**INSTRUCTIONS TO FOLLOW:** Gather all lines from the material that contain "this".

--- start of MATERIAL PROVIDED ---

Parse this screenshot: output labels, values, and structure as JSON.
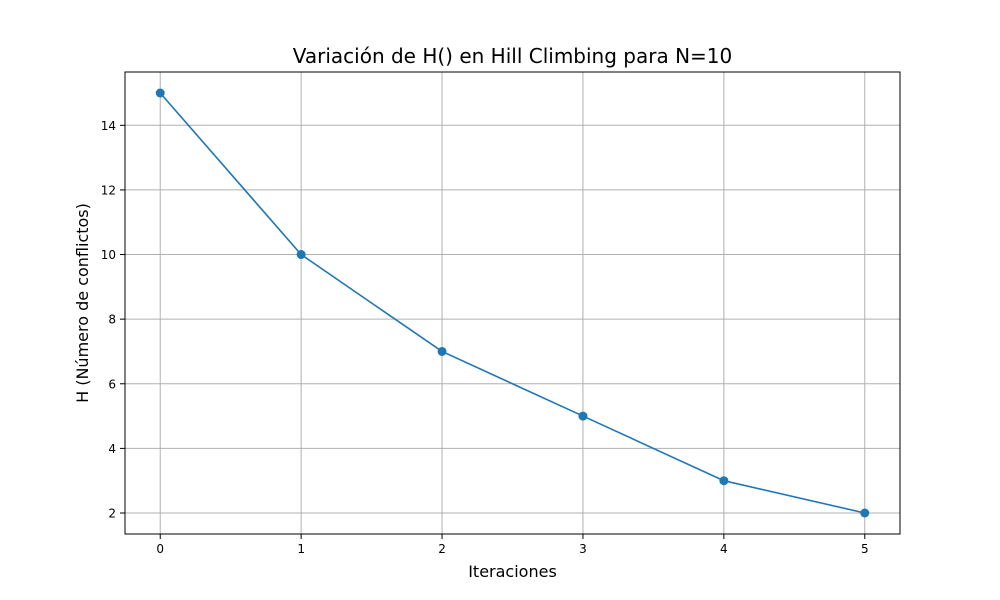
{
  "chart_data": {
    "type": "line",
    "title": "Variación de H() en Hill Climbing para N=10",
    "xlabel": "Iteraciones",
    "ylabel": "H (Número de conflictos)",
    "x": [
      0,
      1,
      2,
      3,
      4,
      5
    ],
    "series": [
      {
        "values": [
          15,
          10,
          7,
          5,
          3,
          2
        ]
      }
    ],
    "xlim": [
      -0.25,
      5.25
    ],
    "ylim": [
      1.35,
      15.65
    ],
    "xticks": [
      0,
      1,
      2,
      3,
      4,
      5
    ],
    "yticks": [
      2,
      4,
      6,
      8,
      10,
      12,
      14
    ],
    "grid": true,
    "marker": "circle",
    "line_color": "#1f77b4"
  }
}
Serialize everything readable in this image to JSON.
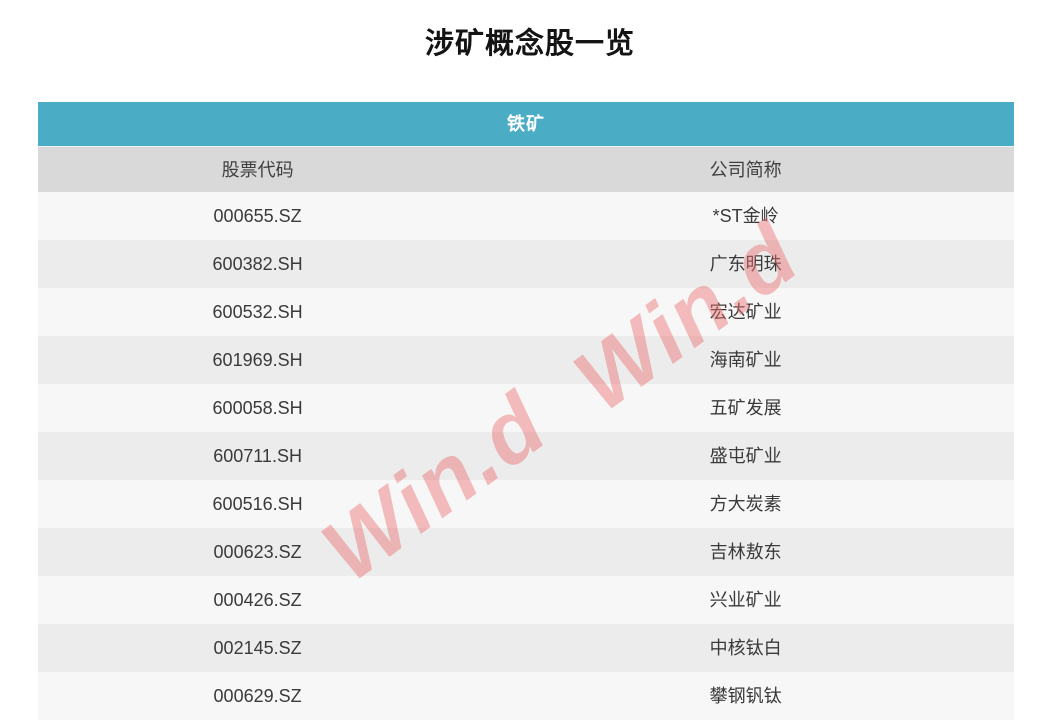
{
  "chart_data": {
    "type": "table",
    "title": "涉矿概念股一览",
    "group_header": "铁矿",
    "columns": [
      "股票代码",
      "公司简称"
    ],
    "rows": [
      [
        "000655.SZ",
        "*ST金岭"
      ],
      [
        "600382.SH",
        "广东明珠"
      ],
      [
        "600532.SH",
        "宏达矿业"
      ],
      [
        "601969.SH",
        "海南矿业"
      ],
      [
        "600058.SH",
        "五矿发展"
      ],
      [
        "600711.SH",
        "盛屯矿业"
      ],
      [
        "600516.SH",
        "方大炭素"
      ],
      [
        "000623.SZ",
        "吉林敖东"
      ],
      [
        "000426.SZ",
        "兴业矿业"
      ],
      [
        "002145.SZ",
        "中核钛白"
      ],
      [
        "000629.SZ",
        "攀钢钒钛"
      ]
    ],
    "watermark": "Win.d"
  },
  "colors": {
    "group_header_bg": "#4aacc5",
    "column_header_bg": "#d9d9d9",
    "row_light": "#f7f7f7",
    "row_dark": "#ececec",
    "title_text": "#141414",
    "cell_text": "#3a3a3a",
    "watermark_pink": "#ea6e6e"
  }
}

--- end of MATERIAL PROVIDED ---

**WRITTEN SOLUTION:**
Parse this screenshot: output labels, values, and structure as JSON.
Serialize everything readable in this image to JSON.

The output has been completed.